● **GIVEN REQUEST**:
Identify each line holding the string "xlabel" and copy it.
-- start of ITEMS --
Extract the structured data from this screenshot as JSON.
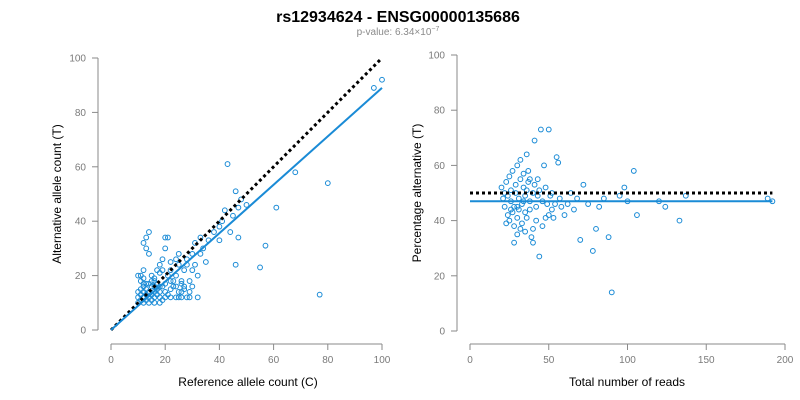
{
  "title": "rs12934624 - ENSG00000135686",
  "subtitle": {
    "prefix": "p-value: 6.34×10",
    "exponent": "−7"
  },
  "colors": {
    "points": "#1a8bd6",
    "fit_line": "#1a8bd6",
    "reference_line": "#000000",
    "axes": "#8a8a8a",
    "tick_labels": "#7a7a7a"
  },
  "chart_data": [
    {
      "type": "scatter",
      "xlabel": "Reference allele count (C)",
      "ylabel": "Alternative allele count (T)",
      "xlim": [
        0,
        100
      ],
      "ylim": [
        0,
        100
      ],
      "x_ticks": [
        0,
        20,
        40,
        60,
        80,
        100
      ],
      "y_ticks": [
        0,
        20,
        40,
        60,
        80,
        100
      ],
      "grid": false,
      "reference_line": {
        "style": "dotted",
        "color": "#000000",
        "points": [
          [
            0,
            0
          ],
          [
            100,
            100
          ]
        ]
      },
      "fit_line": {
        "style": "solid",
        "color": "#1a8bd6",
        "points": [
          [
            0,
            0
          ],
          [
            100,
            89
          ]
        ]
      },
      "points": [
        [
          10,
          10
        ],
        [
          10,
          12
        ],
        [
          11,
          11
        ],
        [
          11,
          13
        ],
        [
          12,
          10
        ],
        [
          12,
          12
        ],
        [
          12,
          14
        ],
        [
          12,
          16
        ],
        [
          13,
          11
        ],
        [
          13,
          13
        ],
        [
          13,
          15
        ],
        [
          14,
          12
        ],
        [
          14,
          10
        ],
        [
          14,
          14
        ],
        [
          15,
          11
        ],
        [
          15,
          13
        ],
        [
          15,
          16
        ],
        [
          16,
          12
        ],
        [
          16,
          14
        ],
        [
          16,
          10
        ],
        [
          17,
          13
        ],
        [
          17,
          15
        ],
        [
          18,
          12
        ],
        [
          18,
          14
        ],
        [
          19,
          11
        ],
        [
          19,
          16
        ],
        [
          20,
          12
        ],
        [
          20,
          14
        ],
        [
          21,
          13
        ],
        [
          22,
          12
        ],
        [
          22,
          15
        ],
        [
          23,
          16
        ],
        [
          24,
          12
        ],
        [
          25,
          14
        ],
        [
          26,
          12
        ],
        [
          27,
          15
        ],
        [
          28,
          12
        ],
        [
          29,
          14
        ],
        [
          30,
          16
        ],
        [
          32,
          12
        ],
        [
          10,
          20
        ],
        [
          11,
          18
        ],
        [
          12,
          19
        ],
        [
          12,
          22
        ],
        [
          12,
          32
        ],
        [
          13,
          34
        ],
        [
          13,
          30
        ],
        [
          14,
          36
        ],
        [
          14,
          28
        ],
        [
          15,
          20
        ],
        [
          16,
          19
        ],
        [
          16,
          18
        ],
        [
          17,
          22
        ],
        [
          18,
          21
        ],
        [
          18,
          24
        ],
        [
          19,
          22
        ],
        [
          19,
          26
        ],
        [
          20,
          30
        ],
        [
          20,
          34
        ],
        [
          21,
          34
        ],
        [
          22,
          22
        ],
        [
          22,
          25
        ],
        [
          23,
          18
        ],
        [
          24,
          20
        ],
        [
          25,
          24
        ],
        [
          25,
          28
        ],
        [
          26,
          17
        ],
        [
          27,
          22
        ],
        [
          28,
          26
        ],
        [
          29,
          18
        ],
        [
          30,
          22
        ],
        [
          30,
          28
        ],
        [
          31,
          24
        ],
        [
          31,
          32
        ],
        [
          32,
          20
        ],
        [
          33,
          28
        ],
        [
          33,
          34
        ],
        [
          34,
          30
        ],
        [
          35,
          25
        ],
        [
          36,
          33
        ],
        [
          38,
          36
        ],
        [
          40,
          38
        ],
        [
          40,
          33
        ],
        [
          41,
          40
        ],
        [
          42,
          44
        ],
        [
          43,
          61
        ],
        [
          44,
          36
        ],
        [
          45,
          42
        ],
        [
          46,
          51
        ],
        [
          46,
          24
        ],
        [
          47,
          45
        ],
        [
          47,
          34
        ],
        [
          48,
          48
        ],
        [
          50,
          46
        ],
        [
          55,
          23
        ],
        [
          57,
          31
        ],
        [
          61,
          45
        ],
        [
          68,
          58
        ],
        [
          77,
          13
        ],
        [
          80,
          54
        ],
        [
          97,
          89
        ],
        [
          100,
          92
        ],
        [
          24,
          16
        ],
        [
          26,
          18
        ],
        [
          17,
          17
        ],
        [
          22,
          18
        ],
        [
          27,
          16
        ],
        [
          21,
          20
        ],
        [
          11,
          15
        ],
        [
          13,
          17
        ],
        [
          15,
          18
        ],
        [
          24,
          26
        ],
        [
          28,
          24
        ],
        [
          14,
          17
        ],
        [
          16,
          16
        ],
        [
          18,
          16
        ],
        [
          20,
          17
        ],
        [
          12,
          17
        ],
        [
          10,
          14
        ],
        [
          11,
          20
        ],
        [
          25,
          12
        ],
        [
          26,
          14
        ],
        [
          29,
          12
        ],
        [
          18,
          10
        ]
      ]
    },
    {
      "type": "scatter",
      "xlabel": "Total number of reads",
      "ylabel": "Percentage alternative (T)",
      "xlim": [
        0,
        200
      ],
      "ylim": [
        0,
        100
      ],
      "x_ticks": [
        0,
        50,
        100,
        150,
        200
      ],
      "y_ticks": [
        0,
        20,
        40,
        60,
        80,
        100
      ],
      "grid": false,
      "reference_line": {
        "style": "dotted",
        "color": "#000000",
        "y": 50,
        "x_range": [
          0,
          192
        ]
      },
      "fit_line": {
        "style": "solid",
        "color": "#1a8bd6",
        "y": 47,
        "x_range": [
          0,
          192
        ]
      },
      "points": [
        [
          20,
          52
        ],
        [
          21,
          48
        ],
        [
          22,
          50
        ],
        [
          22,
          45
        ],
        [
          23,
          54
        ],
        [
          24,
          49
        ],
        [
          24,
          42
        ],
        [
          25,
          56
        ],
        [
          25,
          40
        ],
        [
          26,
          51
        ],
        [
          26,
          47
        ],
        [
          27,
          43
        ],
        [
          27,
          58
        ],
        [
          28,
          45
        ],
        [
          28,
          38
        ],
        [
          29,
          53
        ],
        [
          29,
          50
        ],
        [
          30,
          41
        ],
        [
          30,
          60
        ],
        [
          30,
          35
        ],
        [
          31,
          48
        ],
        [
          31,
          44
        ],
        [
          32,
          55
        ],
        [
          32,
          62
        ],
        [
          33,
          46
        ],
        [
          33,
          39
        ],
        [
          34,
          52
        ],
        [
          34,
          57
        ],
        [
          35,
          49
        ],
        [
          35,
          43
        ],
        [
          35,
          36
        ],
        [
          36,
          51
        ],
        [
          36,
          41
        ],
        [
          37,
          54
        ],
        [
          37,
          58
        ],
        [
          38,
          47
        ],
        [
          38,
          44
        ],
        [
          39,
          34
        ],
        [
          40,
          50
        ],
        [
          40,
          37
        ],
        [
          41,
          69
        ],
        [
          41,
          53
        ],
        [
          42,
          45
        ],
        [
          42,
          40
        ],
        [
          43,
          49
        ],
        [
          43,
          55
        ],
        [
          44,
          27
        ],
        [
          45,
          73
        ],
        [
          46,
          47
        ],
        [
          47,
          60
        ],
        [
          48,
          52
        ],
        [
          49,
          46
        ],
        [
          50,
          73
        ],
        [
          50,
          42
        ],
        [
          51,
          49
        ],
        [
          52,
          44
        ],
        [
          53,
          41
        ],
        [
          54,
          46
        ],
        [
          55,
          63
        ],
        [
          56,
          61
        ],
        [
          57,
          48
        ],
        [
          58,
          45
        ],
        [
          60,
          42
        ],
        [
          62,
          46
        ],
        [
          64,
          50
        ],
        [
          66,
          44
        ],
        [
          68,
          48
        ],
        [
          70,
          33
        ],
        [
          72,
          53
        ],
        [
          75,
          46
        ],
        [
          78,
          29
        ],
        [
          80,
          37
        ],
        [
          82,
          45
        ],
        [
          85,
          48
        ],
        [
          88,
          34
        ],
        [
          90,
          14
        ],
        [
          95,
          49
        ],
        [
          98,
          52
        ],
        [
          100,
          47
        ],
        [
          104,
          58
        ],
        [
          106,
          42
        ],
        [
          120,
          47
        ],
        [
          124,
          45
        ],
        [
          133,
          40
        ],
        [
          137,
          49
        ],
        [
          189,
          48
        ],
        [
          192,
          47
        ],
        [
          23,
          39
        ],
        [
          28,
          32
        ],
        [
          32,
          37
        ],
        [
          36,
          64
        ],
        [
          40,
          32
        ],
        [
          46,
          38
        ],
        [
          26,
          44
        ],
        [
          34,
          47
        ],
        [
          38,
          55
        ],
        [
          44,
          51
        ],
        [
          48,
          41
        ],
        [
          30,
          45
        ],
        [
          52,
          50
        ]
      ]
    }
  ]
}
-- end of ITEMS --
● **TASK SOLUTION**:
      "xlabel": "Reference allele count (C)",
      "xlabel": "Total number of reads",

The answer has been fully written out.